*Job*:
Filter the records below for the word "color". Copy each line that holds it.

• • • • • • •

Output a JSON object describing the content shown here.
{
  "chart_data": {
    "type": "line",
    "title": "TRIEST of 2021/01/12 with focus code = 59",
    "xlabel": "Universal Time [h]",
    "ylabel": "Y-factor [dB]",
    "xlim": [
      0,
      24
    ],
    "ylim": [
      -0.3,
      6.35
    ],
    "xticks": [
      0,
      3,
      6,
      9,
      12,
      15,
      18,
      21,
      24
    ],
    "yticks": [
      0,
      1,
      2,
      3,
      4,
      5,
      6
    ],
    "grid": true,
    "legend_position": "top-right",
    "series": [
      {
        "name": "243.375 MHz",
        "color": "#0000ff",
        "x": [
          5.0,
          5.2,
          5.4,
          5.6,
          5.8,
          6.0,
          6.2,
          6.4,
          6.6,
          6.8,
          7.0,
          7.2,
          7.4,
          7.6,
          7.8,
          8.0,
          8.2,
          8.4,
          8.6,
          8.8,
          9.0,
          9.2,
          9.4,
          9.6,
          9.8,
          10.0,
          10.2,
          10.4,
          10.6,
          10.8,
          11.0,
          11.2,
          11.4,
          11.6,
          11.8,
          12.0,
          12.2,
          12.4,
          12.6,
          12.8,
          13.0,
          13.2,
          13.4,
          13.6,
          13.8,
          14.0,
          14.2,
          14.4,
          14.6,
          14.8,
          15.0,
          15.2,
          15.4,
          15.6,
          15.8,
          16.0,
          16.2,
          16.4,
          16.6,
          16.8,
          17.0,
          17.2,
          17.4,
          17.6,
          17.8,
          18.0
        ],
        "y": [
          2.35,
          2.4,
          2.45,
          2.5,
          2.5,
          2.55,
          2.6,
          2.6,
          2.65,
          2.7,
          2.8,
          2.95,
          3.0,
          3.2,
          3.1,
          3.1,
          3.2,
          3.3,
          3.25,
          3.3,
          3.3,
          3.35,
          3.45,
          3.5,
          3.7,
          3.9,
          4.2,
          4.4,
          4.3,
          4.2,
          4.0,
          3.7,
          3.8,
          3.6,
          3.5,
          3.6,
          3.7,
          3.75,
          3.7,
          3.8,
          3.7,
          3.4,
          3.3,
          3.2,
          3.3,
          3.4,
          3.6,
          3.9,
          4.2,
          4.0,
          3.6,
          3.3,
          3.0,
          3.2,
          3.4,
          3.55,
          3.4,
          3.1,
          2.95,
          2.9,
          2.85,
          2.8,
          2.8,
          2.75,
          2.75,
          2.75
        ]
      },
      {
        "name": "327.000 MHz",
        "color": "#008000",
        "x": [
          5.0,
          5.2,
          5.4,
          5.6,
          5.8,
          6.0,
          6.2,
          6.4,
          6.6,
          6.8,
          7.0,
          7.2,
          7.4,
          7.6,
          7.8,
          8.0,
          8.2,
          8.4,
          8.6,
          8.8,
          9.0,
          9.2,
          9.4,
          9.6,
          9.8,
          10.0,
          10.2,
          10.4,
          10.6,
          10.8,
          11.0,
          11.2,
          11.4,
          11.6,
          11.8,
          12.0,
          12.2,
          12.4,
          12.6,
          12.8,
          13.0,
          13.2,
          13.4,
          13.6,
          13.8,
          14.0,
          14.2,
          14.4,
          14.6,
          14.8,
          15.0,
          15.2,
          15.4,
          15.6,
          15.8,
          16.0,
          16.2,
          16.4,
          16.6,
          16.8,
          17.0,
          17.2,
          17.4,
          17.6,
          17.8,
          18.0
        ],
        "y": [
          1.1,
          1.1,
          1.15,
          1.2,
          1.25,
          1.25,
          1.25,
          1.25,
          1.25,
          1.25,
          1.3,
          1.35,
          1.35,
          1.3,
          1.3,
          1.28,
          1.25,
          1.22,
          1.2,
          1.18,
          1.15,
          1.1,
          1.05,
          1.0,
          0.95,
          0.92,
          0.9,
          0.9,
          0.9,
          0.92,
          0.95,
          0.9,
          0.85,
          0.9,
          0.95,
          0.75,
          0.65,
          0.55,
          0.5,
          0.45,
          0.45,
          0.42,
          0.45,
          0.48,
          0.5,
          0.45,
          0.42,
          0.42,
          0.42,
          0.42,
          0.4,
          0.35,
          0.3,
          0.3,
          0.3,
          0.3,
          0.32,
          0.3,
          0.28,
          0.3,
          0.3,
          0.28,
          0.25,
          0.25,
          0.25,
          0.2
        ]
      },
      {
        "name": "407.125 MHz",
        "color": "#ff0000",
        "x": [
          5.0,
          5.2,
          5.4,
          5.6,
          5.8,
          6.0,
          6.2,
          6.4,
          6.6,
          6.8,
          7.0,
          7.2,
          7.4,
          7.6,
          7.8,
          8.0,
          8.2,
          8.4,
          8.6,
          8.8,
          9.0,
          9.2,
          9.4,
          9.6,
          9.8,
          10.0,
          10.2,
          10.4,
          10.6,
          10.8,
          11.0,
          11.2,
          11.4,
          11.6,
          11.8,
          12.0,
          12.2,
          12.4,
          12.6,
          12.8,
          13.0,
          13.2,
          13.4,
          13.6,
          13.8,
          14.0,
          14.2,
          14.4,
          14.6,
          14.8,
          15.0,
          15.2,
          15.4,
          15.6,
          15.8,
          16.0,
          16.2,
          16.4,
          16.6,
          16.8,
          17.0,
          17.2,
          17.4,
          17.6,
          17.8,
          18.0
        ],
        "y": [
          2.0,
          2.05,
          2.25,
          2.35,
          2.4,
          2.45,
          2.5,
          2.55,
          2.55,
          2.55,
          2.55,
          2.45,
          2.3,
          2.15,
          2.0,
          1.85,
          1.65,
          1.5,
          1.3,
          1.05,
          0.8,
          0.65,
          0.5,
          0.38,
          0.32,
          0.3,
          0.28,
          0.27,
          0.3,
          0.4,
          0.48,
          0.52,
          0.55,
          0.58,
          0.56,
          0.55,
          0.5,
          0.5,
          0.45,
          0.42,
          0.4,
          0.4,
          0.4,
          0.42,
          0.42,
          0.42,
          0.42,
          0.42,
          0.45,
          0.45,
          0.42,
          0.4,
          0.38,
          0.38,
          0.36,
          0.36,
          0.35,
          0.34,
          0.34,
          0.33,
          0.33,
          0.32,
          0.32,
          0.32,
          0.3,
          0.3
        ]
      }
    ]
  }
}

• • • • • • •

*Response to the exercise*:
        "color": "#0000ff",
        "color": "#008000",
        "color": "#ff0000",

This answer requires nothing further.